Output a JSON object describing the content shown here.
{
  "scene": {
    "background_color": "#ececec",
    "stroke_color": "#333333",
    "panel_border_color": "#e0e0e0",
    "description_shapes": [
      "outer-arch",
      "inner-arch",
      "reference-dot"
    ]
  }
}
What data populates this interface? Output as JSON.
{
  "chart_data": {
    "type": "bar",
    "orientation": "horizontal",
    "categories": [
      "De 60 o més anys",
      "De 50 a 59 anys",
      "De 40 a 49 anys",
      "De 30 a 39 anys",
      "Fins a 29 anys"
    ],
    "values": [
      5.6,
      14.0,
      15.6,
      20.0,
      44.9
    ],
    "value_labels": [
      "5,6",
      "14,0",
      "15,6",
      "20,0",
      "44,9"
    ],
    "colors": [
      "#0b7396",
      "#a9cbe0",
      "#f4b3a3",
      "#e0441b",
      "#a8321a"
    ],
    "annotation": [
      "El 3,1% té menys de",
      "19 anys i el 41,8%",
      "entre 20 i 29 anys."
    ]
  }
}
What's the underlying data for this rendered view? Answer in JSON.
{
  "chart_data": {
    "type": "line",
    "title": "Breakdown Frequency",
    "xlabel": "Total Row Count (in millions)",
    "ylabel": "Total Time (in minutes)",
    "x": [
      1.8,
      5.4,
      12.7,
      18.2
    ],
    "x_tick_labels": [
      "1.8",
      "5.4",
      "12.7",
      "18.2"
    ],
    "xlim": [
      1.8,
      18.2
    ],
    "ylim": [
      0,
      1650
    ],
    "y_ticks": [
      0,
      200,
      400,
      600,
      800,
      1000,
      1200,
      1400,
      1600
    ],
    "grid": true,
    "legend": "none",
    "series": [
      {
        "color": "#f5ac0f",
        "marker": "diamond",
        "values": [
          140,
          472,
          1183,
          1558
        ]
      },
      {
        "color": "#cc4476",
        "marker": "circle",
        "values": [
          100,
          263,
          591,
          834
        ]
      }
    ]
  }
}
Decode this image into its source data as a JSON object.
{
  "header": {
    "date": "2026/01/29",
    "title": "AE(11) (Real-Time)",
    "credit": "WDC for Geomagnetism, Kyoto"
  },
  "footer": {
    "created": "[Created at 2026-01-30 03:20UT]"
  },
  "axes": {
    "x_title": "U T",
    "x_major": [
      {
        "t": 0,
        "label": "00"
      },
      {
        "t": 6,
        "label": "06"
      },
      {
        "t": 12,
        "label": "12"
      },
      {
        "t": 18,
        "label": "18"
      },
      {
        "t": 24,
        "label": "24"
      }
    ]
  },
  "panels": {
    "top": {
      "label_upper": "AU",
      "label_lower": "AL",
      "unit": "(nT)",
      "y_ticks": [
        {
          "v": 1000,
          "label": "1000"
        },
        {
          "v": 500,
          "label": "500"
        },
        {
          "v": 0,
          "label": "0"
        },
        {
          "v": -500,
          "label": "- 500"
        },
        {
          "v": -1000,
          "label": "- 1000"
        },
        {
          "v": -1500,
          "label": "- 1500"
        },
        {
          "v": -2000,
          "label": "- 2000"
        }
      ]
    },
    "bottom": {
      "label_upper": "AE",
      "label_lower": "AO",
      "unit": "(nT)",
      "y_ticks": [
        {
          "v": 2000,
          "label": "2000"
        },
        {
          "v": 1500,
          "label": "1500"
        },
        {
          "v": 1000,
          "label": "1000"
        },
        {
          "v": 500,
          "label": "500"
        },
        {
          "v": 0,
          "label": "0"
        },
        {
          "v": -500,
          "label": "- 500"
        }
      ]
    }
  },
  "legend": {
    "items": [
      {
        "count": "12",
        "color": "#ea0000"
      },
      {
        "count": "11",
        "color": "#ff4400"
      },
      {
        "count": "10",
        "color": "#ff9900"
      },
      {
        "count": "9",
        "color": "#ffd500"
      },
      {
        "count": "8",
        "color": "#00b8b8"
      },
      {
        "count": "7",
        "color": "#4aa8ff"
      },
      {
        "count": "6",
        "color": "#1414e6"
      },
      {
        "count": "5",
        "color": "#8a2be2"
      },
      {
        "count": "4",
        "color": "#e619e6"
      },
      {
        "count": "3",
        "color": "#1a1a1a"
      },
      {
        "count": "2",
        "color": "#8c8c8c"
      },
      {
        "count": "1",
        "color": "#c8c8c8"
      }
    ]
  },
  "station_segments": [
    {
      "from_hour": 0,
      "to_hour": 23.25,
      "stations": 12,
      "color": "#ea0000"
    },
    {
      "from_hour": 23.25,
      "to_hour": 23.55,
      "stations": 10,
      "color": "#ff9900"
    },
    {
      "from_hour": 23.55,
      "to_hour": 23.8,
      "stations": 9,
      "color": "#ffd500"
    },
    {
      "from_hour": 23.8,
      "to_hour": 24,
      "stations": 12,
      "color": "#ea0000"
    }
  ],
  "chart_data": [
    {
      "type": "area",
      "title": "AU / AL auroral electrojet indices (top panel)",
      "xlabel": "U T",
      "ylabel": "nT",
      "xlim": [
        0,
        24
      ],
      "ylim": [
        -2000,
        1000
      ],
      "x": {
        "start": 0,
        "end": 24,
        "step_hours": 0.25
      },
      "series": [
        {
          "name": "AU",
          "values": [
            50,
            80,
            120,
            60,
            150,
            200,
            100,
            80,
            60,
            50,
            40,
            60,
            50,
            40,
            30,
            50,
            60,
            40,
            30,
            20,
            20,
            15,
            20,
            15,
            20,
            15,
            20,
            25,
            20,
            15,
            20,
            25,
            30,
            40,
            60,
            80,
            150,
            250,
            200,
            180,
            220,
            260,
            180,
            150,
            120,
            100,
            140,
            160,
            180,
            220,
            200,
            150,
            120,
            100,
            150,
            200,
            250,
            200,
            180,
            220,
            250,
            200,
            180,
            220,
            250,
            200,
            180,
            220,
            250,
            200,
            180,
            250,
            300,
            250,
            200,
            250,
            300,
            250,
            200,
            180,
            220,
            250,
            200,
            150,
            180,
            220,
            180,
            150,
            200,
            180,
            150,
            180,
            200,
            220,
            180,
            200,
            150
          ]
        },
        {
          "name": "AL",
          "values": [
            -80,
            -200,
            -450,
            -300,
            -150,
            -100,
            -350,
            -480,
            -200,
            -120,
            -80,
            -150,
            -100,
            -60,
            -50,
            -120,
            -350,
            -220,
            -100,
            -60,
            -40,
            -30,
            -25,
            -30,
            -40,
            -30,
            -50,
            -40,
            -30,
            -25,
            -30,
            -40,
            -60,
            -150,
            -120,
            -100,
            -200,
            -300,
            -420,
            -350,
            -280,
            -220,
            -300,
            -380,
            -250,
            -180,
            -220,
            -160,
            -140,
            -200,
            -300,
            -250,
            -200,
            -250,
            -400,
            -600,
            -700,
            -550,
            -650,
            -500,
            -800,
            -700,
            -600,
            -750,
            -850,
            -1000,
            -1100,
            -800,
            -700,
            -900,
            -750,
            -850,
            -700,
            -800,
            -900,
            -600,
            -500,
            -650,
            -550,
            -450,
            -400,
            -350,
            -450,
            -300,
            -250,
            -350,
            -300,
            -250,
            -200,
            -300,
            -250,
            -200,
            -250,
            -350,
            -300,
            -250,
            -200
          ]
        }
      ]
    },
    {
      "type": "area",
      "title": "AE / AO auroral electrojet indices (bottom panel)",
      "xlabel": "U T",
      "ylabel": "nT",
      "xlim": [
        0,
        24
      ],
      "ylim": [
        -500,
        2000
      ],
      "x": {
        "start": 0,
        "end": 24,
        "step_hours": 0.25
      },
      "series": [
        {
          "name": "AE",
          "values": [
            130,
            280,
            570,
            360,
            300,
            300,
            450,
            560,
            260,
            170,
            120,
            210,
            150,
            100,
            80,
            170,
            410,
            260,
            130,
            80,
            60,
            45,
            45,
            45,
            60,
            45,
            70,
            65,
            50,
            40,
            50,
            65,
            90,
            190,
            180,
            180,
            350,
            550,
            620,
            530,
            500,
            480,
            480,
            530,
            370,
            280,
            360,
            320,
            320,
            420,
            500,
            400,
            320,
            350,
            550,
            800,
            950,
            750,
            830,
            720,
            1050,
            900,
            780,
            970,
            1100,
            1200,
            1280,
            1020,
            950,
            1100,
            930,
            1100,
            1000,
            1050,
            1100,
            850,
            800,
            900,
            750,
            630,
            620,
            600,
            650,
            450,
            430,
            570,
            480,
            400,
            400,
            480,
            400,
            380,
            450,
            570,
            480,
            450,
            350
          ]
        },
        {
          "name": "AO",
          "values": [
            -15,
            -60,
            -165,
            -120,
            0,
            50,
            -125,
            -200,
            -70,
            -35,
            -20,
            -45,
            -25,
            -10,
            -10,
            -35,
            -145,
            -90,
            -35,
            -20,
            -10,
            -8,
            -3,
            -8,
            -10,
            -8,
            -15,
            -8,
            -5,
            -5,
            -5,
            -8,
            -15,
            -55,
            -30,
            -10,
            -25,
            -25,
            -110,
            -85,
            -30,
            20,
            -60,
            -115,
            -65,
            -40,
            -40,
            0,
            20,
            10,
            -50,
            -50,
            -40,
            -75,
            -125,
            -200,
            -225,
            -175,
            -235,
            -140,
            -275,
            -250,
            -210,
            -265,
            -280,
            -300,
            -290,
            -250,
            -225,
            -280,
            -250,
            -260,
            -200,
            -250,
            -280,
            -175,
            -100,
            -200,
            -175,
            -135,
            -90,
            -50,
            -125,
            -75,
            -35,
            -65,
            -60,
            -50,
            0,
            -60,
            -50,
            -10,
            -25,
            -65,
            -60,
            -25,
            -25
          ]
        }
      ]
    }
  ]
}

-------

▶ Given problem
Give a single number: the count of lines above that include the word "Time".

▶ In response
2